## Requirements
Select and reproduce each line of the listing below that bears the string "title".

## Exercise inputs
BEGIN

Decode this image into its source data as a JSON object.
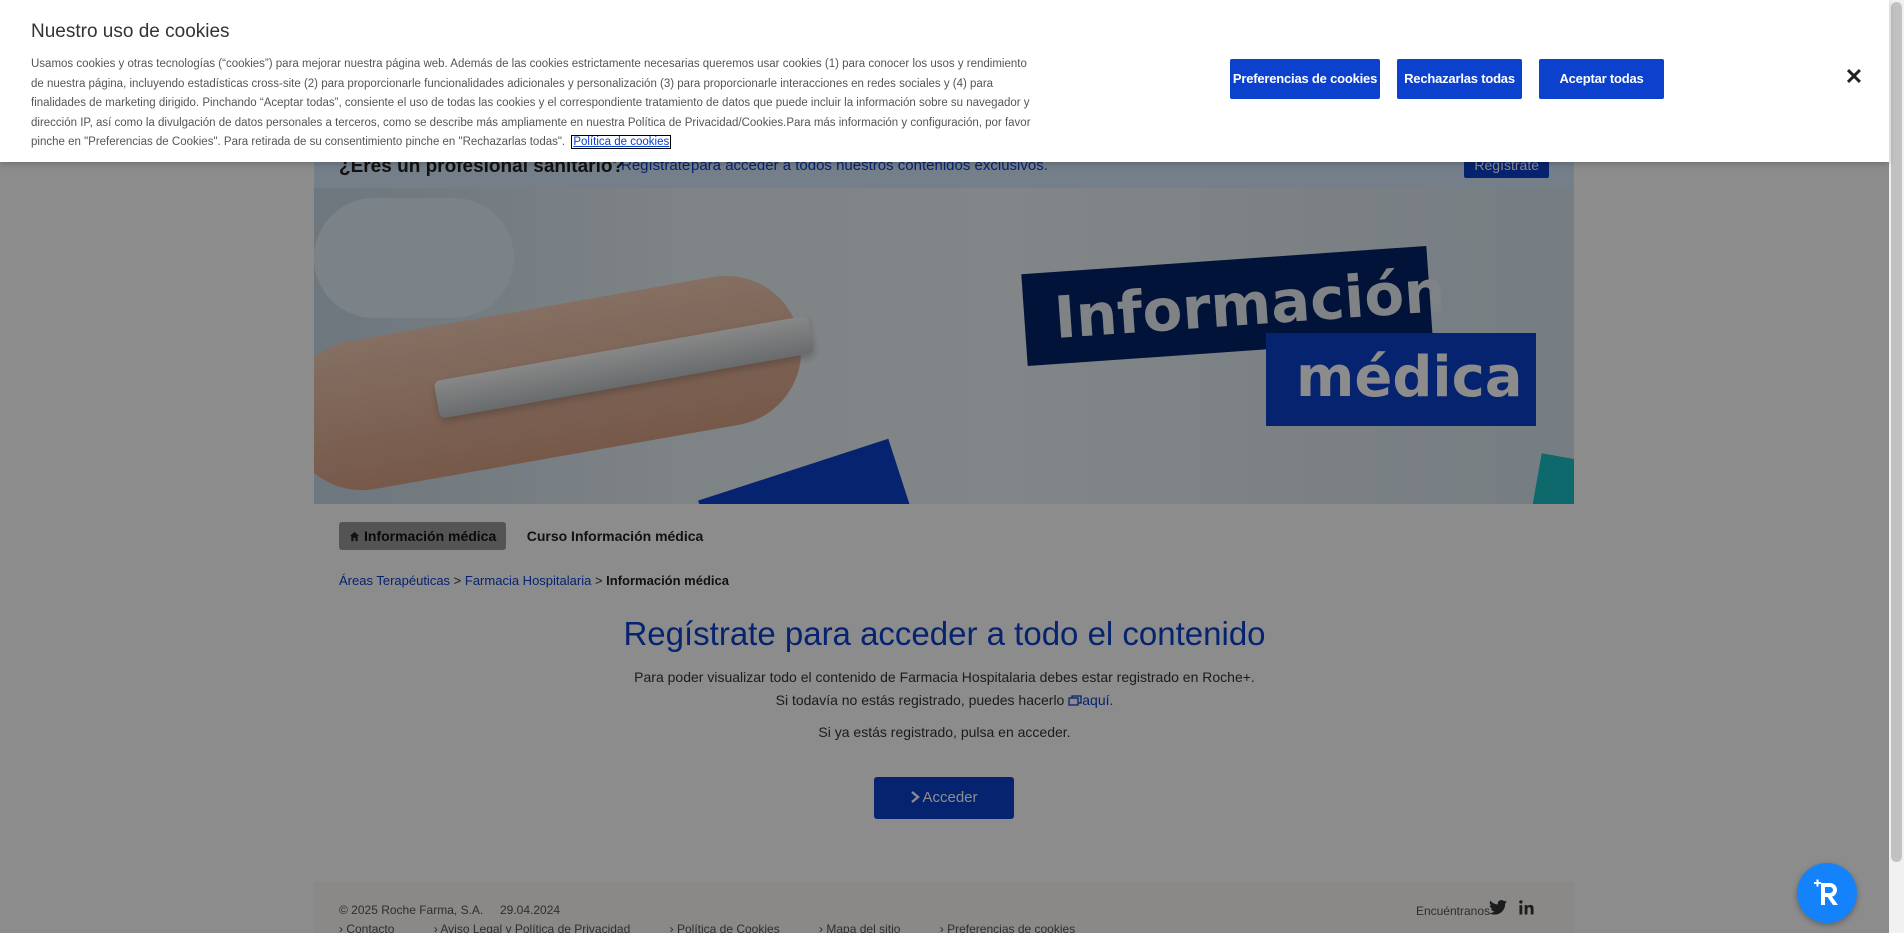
{
  "cookie_banner": {
    "title": "Nuestro uso de cookies",
    "body": "Usamos cookies y otras tecnologías (“cookies”) para mejorar nuestra página web. Además de las cookies estrictamente necesarias queremos usar cookies (1) para conocer los usos y rendimiento de nuestra página, incluyendo estadísticas cross-site (2) para proporcionarle funcionalidades adicionales y personalización (3) para proporcionarle interacciones en redes sociales y (4) para finalidades de marketing dirigido. Pinchando “Aceptar todas”, consiente el uso de todas las cookies y el correspondiente tratamiento de datos que puede incluir la información sobre su navegador y dirección IP, así como la divulgación de datos personales a terceros, como se describe más ampliamente en nuestra Política de Privacidad/Cookies.Para más información y configuración, por favor pinche en \"Preferencias de Cookies\". Para retirada de su consentimiento pinche en \"Rechazarlas todas\".",
    "policy_link": "Política de cookies",
    "preferences_button": "Preferencias de cookies",
    "reject_button": "Rechazarlas todas",
    "accept_button": "Aceptar todas",
    "close_icon": "close-icon"
  },
  "hcp_bar": {
    "question": "¿Eres un profesional sanitario?",
    "link": "Regístrate",
    "rest": "para acceder a todos nuestros contenidos exclusivos.",
    "button": "Regístrate"
  },
  "hero": {
    "line1": "Información",
    "line2": "médica"
  },
  "tabs": [
    {
      "label": "Información médica",
      "active": true,
      "icon": "home-icon"
    },
    {
      "label": "Curso Información médica",
      "active": false
    }
  ],
  "breadcrumb": {
    "item1": "Áreas Terapéuticas",
    "item2": "Farmacia Hospitalaria",
    "current": "Información médica",
    "separator": ">"
  },
  "main": {
    "title": "Regístrate para acceder a todo el contenido",
    "line1": "Para poder visualizar todo el contenido de Farmacia Hospitalaria debes estar registrado en Roche+.",
    "line2_prefix": "Si todavía no estás registrado, puedes hacerlo",
    "line2_link": "aquí",
    "line2_suffix": ".",
    "line3": "Si ya estás registrado, pulsa en acceder.",
    "acceder_button": "Acceder"
  },
  "footer": {
    "copyright": "© 2025 Roche Farma, S.A.",
    "date": "29.04.2024",
    "links": [
      "Contacto",
      "Aviso Legal y Política de Privacidad",
      "Política de Cookies",
      "Mapa del sitio",
      "Preferencias de cookies"
    ],
    "find_us": "Encuéntranos",
    "social": [
      "twitter-icon",
      "linkedin-icon"
    ]
  },
  "colors": {
    "accent": "#0b41cd",
    "navy": "#022366",
    "fab": "#1482fa"
  }
}
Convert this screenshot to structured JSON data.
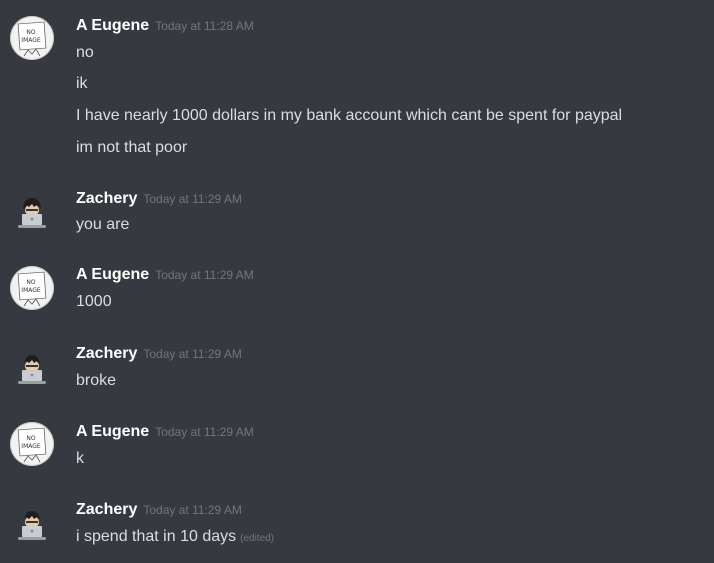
{
  "messages": [
    {
      "author": "A Eugene",
      "avatar": "no-image-avatar",
      "time": "Today at 11:28 AM",
      "lines": [
        "no",
        "ik",
        "I have nearly 1000 dollars in my bank account which cant be spent for paypal",
        "im not that poor"
      ]
    },
    {
      "author": "Zachery",
      "avatar": "laptop-person-avatar",
      "time": "Today at 11:29 AM",
      "lines": [
        "you are"
      ]
    },
    {
      "author": "A Eugene",
      "avatar": "no-image-avatar",
      "time": "Today at 11:29 AM",
      "lines": [
        "1000"
      ]
    },
    {
      "author": "Zachery",
      "avatar": "laptop-person-avatar",
      "time": "Today at 11:29 AM",
      "lines": [
        "broke"
      ]
    },
    {
      "author": "A Eugene",
      "avatar": "no-image-avatar",
      "time": "Today at 11:29 AM",
      "lines": [
        "k"
      ]
    },
    {
      "author": "Zachery",
      "avatar": "laptop-person-avatar",
      "time": "Today at 11:29 AM",
      "lines": [
        "i spend that in 10 days"
      ],
      "edited": "(edited)"
    }
  ],
  "no_image_text": [
    "NO",
    "IMAGE"
  ],
  "colors": {
    "background": "#36393f",
    "username": "#ffffff",
    "text": "#dcddde",
    "muted": "#72767d"
  }
}
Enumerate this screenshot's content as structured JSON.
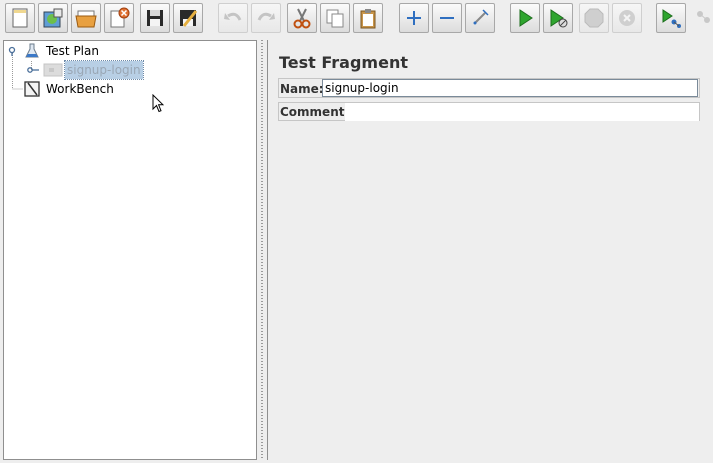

END

## Result for this task
    "title": "Nuestro uso de cookies",
    "title": "Regístrate para acceder a todo el contenido",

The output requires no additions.